**Written instruction**.
Can you quote the records below in full, word for word?

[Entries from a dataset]
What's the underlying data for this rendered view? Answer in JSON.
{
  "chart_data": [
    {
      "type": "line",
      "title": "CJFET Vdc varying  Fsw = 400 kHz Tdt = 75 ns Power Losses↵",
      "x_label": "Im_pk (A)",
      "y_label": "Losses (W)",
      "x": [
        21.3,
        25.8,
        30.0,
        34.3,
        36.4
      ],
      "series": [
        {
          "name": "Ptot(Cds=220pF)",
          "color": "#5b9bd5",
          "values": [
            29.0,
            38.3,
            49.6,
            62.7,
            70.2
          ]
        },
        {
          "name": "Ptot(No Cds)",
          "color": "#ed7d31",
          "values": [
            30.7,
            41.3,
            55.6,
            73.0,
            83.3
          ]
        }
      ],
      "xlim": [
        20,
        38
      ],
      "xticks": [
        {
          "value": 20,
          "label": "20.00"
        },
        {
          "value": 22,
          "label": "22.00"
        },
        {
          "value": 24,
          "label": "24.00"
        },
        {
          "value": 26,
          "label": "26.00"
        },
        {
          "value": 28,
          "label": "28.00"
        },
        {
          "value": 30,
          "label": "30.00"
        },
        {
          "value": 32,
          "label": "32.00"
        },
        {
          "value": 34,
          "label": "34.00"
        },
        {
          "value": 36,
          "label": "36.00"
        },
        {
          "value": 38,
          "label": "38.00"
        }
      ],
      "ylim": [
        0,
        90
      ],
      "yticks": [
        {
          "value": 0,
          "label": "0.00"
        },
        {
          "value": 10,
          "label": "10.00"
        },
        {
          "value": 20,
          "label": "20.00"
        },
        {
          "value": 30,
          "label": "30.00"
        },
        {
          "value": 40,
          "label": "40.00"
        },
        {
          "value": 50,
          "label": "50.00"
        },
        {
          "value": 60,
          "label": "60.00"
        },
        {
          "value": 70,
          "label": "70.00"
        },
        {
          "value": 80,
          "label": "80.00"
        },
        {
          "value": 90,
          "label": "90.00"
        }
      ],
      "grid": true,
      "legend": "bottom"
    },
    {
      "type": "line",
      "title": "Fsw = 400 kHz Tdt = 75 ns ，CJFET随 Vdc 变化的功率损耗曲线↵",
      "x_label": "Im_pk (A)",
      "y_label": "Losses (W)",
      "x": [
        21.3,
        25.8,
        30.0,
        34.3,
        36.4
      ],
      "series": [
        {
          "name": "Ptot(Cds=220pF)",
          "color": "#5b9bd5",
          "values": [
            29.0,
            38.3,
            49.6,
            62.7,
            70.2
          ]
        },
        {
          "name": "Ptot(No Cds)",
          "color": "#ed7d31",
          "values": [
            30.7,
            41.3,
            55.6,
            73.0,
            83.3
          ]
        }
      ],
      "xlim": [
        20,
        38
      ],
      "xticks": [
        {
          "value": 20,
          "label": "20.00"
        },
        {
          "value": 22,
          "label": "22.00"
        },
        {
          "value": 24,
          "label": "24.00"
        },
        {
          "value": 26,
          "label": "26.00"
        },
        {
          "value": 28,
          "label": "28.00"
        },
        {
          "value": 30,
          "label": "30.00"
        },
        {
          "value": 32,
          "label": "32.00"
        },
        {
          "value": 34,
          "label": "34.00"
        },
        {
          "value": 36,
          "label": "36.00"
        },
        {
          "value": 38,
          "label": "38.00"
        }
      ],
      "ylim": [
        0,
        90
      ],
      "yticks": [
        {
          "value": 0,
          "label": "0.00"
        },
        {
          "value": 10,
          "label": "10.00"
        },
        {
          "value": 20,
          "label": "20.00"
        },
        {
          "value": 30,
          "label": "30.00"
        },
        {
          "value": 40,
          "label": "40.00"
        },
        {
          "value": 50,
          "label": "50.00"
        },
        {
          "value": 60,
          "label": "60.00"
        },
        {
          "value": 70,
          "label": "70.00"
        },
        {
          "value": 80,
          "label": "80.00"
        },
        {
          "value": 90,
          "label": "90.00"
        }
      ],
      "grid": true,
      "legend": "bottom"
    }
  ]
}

**Full answer**.
What's the underlying data for this rendered view? Answer in JSON.
{
  "chart_data": [
    {
      "type": "line",
      "title": "CJFET Vdc varying  Fsw = 400 kHz Tdt = 75 ns Power Losses↵",
      "x_label": "Im_pk (A)",
      "y_label": "Losses (W)",
      "x": [
        21.3,
        25.8,
        30.0,
        34.3,
        36.4
      ],
      "series": [
        {
          "name": "Ptot(Cds=220pF)",
          "color": "#5b9bd5",
          "values": [
            29.0,
            38.3,
            49.6,
            62.7,
            70.2
          ]
        },
        {
          "name": "Ptot(No Cds)",
          "color": "#ed7d31",
          "values": [
            30.7,
            41.3,
            55.6,
            73.0,
            83.3
          ]
        }
      ],
      "xlim": [
        20,
        38
      ],
      "xticks": [
        {
          "value": 20,
          "label": "20.00"
        },
        {
          "value": 22,
          "label": "22.00"
        },
        {
          "value": 24,
          "label": "24.00"
        },
        {
          "value": 26,
          "label": "26.00"
        },
        {
          "value": 28,
          "label": "28.00"
        },
        {
          "value": 30,
          "label": "30.00"
        },
        {
          "value": 32,
          "label": "32.00"
        },
        {
          "value": 34,
          "label": "34.00"
        },
        {
          "value": 36,
          "label": "36.00"
        },
        {
          "value": 38,
          "label": "38.00"
        }
      ],
      "ylim": [
        0,
        90
      ],
      "yticks": [
        {
          "value": 0,
          "label": "0.00"
        },
        {
          "value": 10,
          "label": "10.00"
        },
        {
          "value": 20,
          "label": "20.00"
        },
        {
          "value": 30,
          "label": "30.00"
        },
        {
          "value": 40,
          "label": "40.00"
        },
        {
          "value": 50,
          "label": "50.00"
        },
        {
          "value": 60,
          "label": "60.00"
        },
        {
          "value": 70,
          "label": "70.00"
        },
        {
          "value": 80,
          "label": "80.00"
        },
        {
          "value": 90,
          "label": "90.00"
        }
      ],
      "grid": true,
      "legend": "bottom"
    },
    {
      "type": "line",
      "title": "Fsw = 400 kHz Tdt = 75 ns ，CJFET随 Vdc 变化的功率损耗曲线↵",
      "x_label": "Im_pk (A)",
      "y_label": "Losses (W)",
      "x": [
        21.3,
        25.8,
        30.0,
        34.3,
        36.4
      ],
      "series": [
        {
          "name": "Ptot(Cds=220pF)",
          "color": "#5b9bd5",
          "values": [
            29.0,
            38.3,
            49.6,
            62.7,
            70.2
          ]
        },
        {
          "name": "Ptot(No Cds)",
          "color": "#ed7d31",
          "values": [
            30.7,
            41.3,
            55.6,
            73.0,
            83.3
          ]
        }
      ],
      "xlim": [
        20,
        38
      ],
      "xticks": [
        {
          "value": 20,
          "label": "20.00"
        },
        {
          "value": 22,
          "label": "22.00"
        },
        {
          "value": 24,
          "label": "24.00"
        },
        {
          "value": 26,
          "label": "26.00"
        },
        {
          "value": 28,
          "label": "28.00"
        },
        {
          "value": 30,
          "label": "30.00"
        },
        {
          "value": 32,
          "label": "32.00"
        },
        {
          "value": 34,
          "label": "34.00"
        },
        {
          "value": 36,
          "label": "36.00"
        },
        {
          "value": 38,
          "label": "38.00"
        }
      ],
      "ylim": [
        0,
        90
      ],
      "yticks": [
        {
          "value": 0,
          "label": "0.00"
        },
        {
          "value": 10,
          "label": "10.00"
        },
        {
          "value": 20,
          "label": "20.00"
        },
        {
          "value": 30,
          "label": "30.00"
        },
        {
          "value": 40,
          "label": "40.00"
        },
        {
          "value": 50,
          "label": "50.00"
        },
        {
          "value": 60,
          "label": "60.00"
        },
        {
          "value": 70,
          "label": "70.00"
        },
        {
          "value": 80,
          "label": "80.00"
        },
        {
          "value": 90,
          "label": "90.00"
        }
      ],
      "grid": true,
      "legend": "bottom"
    }
  ]
}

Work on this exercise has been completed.